* Begin *
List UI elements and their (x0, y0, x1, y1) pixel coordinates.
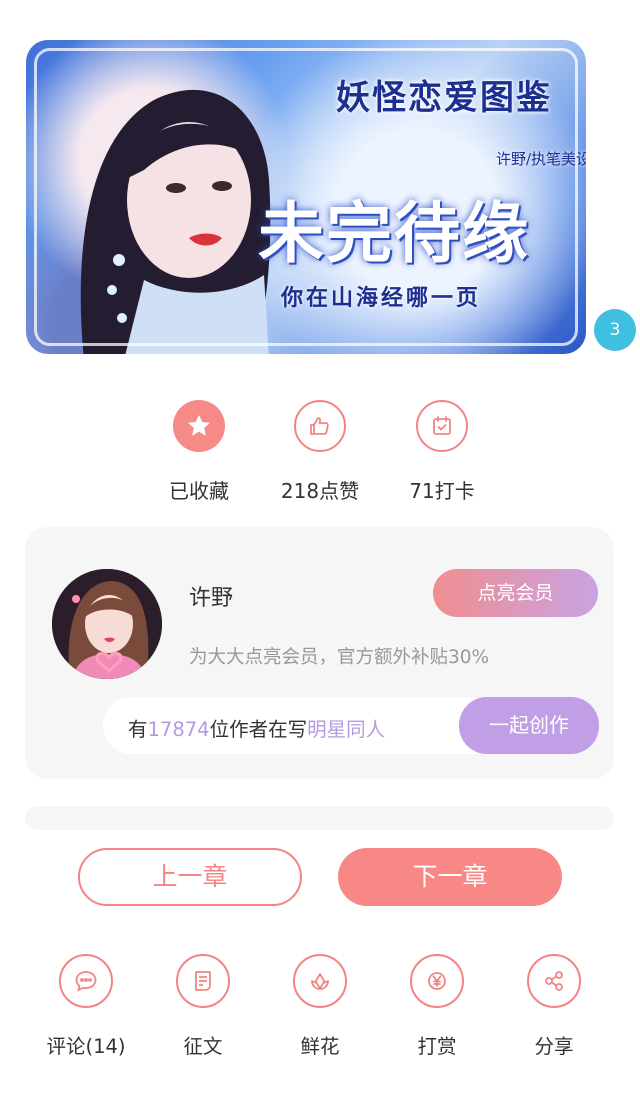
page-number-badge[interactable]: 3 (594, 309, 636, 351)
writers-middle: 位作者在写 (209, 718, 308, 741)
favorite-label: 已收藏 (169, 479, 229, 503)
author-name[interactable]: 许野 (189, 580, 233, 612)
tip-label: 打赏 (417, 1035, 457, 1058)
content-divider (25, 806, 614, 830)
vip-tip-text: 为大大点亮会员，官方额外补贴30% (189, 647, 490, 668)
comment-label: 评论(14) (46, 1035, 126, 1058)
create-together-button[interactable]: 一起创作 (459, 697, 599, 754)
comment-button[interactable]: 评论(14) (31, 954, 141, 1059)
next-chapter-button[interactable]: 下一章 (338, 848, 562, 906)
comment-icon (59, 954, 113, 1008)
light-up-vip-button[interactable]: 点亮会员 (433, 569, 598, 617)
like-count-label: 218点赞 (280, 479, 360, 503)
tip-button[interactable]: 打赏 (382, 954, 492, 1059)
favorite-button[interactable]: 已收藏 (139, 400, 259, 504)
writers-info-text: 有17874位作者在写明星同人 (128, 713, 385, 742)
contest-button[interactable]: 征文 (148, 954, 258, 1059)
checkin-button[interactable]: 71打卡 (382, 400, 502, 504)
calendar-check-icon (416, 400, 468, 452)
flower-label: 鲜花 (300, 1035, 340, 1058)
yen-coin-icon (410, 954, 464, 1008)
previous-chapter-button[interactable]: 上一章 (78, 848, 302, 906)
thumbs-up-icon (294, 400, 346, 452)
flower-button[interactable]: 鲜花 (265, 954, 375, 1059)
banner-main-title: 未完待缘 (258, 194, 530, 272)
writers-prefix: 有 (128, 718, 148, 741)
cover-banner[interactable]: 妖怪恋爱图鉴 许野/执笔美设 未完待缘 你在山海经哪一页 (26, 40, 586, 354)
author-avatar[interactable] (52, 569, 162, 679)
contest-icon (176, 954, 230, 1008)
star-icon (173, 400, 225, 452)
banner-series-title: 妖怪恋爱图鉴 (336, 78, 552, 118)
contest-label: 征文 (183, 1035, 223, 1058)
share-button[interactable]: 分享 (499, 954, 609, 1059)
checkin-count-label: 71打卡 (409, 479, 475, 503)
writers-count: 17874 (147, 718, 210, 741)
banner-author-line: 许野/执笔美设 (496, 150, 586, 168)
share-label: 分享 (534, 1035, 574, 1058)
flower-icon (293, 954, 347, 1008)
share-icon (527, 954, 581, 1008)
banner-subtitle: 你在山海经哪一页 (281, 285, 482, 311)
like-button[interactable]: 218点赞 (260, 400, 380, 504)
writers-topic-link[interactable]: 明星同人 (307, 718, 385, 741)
* End *
Work to complete - Reproduce the material above line for line without changing anything, omitting the picture.

Reply to the exercise -
List UI elements and their (x0, y0, x1, y1) pixel coordinates.
page-number-badge[interactable]: 3 (594, 309, 636, 351)
writers-middle: 位作者在写 (209, 718, 308, 741)
favorite-label: 已收藏 (169, 479, 229, 503)
author-name[interactable]: 许野 (189, 580, 233, 612)
tip-label: 打赏 (417, 1035, 457, 1058)
content-divider (25, 806, 614, 830)
vip-tip-text: 为大大点亮会员，官方额外补贴30% (189, 647, 490, 668)
comment-label: 评论(14) (46, 1035, 126, 1058)
create-together-button[interactable]: 一起创作 (459, 697, 599, 754)
comment-button[interactable]: 评论(14) (31, 954, 141, 1059)
next-chapter-button[interactable]: 下一章 (338, 848, 562, 906)
comment-icon (59, 954, 113, 1008)
light-up-vip-button[interactable]: 点亮会员 (433, 569, 598, 617)
like-count-label: 218点赞 (280, 479, 360, 503)
tip-button[interactable]: 打赏 (382, 954, 492, 1059)
favorite-button[interactable]: 已收藏 (139, 400, 259, 504)
writers-info-text: 有17874位作者在写明星同人 (128, 713, 385, 742)
contest-button[interactable]: 征文 (148, 954, 258, 1059)
checkin-button[interactable]: 71打卡 (382, 400, 502, 504)
calendar-check-icon (416, 400, 468, 452)
flower-label: 鲜花 (300, 1035, 340, 1058)
yen-coin-icon (410, 954, 464, 1008)
previous-chapter-button[interactable]: 上一章 (78, 848, 302, 906)
thumbs-up-icon (294, 400, 346, 452)
flower-button[interactable]: 鲜花 (265, 954, 375, 1059)
banner-main-title: 未完待缘 (258, 194, 530, 272)
writers-prefix: 有 (128, 718, 148, 741)
cover-banner[interactable]: 妖怪恋爱图鉴 许野/执笔美设 未完待缘 你在山海经哪一页 (26, 40, 586, 354)
author-avatar[interactable] (52, 569, 162, 679)
contest-icon (176, 954, 230, 1008)
star-icon (173, 400, 225, 452)
banner-series-title: 妖怪恋爱图鉴 (336, 78, 552, 118)
contest-label: 征文 (183, 1035, 223, 1058)
share-button[interactable]: 分享 (499, 954, 609, 1059)
checkin-count-label: 71打卡 (409, 479, 475, 503)
writers-count: 17874 (147, 718, 210, 741)
banner-author-line: 许野/执笔美设 (496, 150, 586, 168)
share-label: 分享 (534, 1035, 574, 1058)
flower-icon (293, 954, 347, 1008)
share-icon (527, 954, 581, 1008)
banner-subtitle: 你在山海经哪一页 (281, 285, 482, 311)
like-button[interactable]: 218点赞 (260, 400, 380, 504)
writers-topic-link[interactable]: 明星同人 (307, 718, 385, 741)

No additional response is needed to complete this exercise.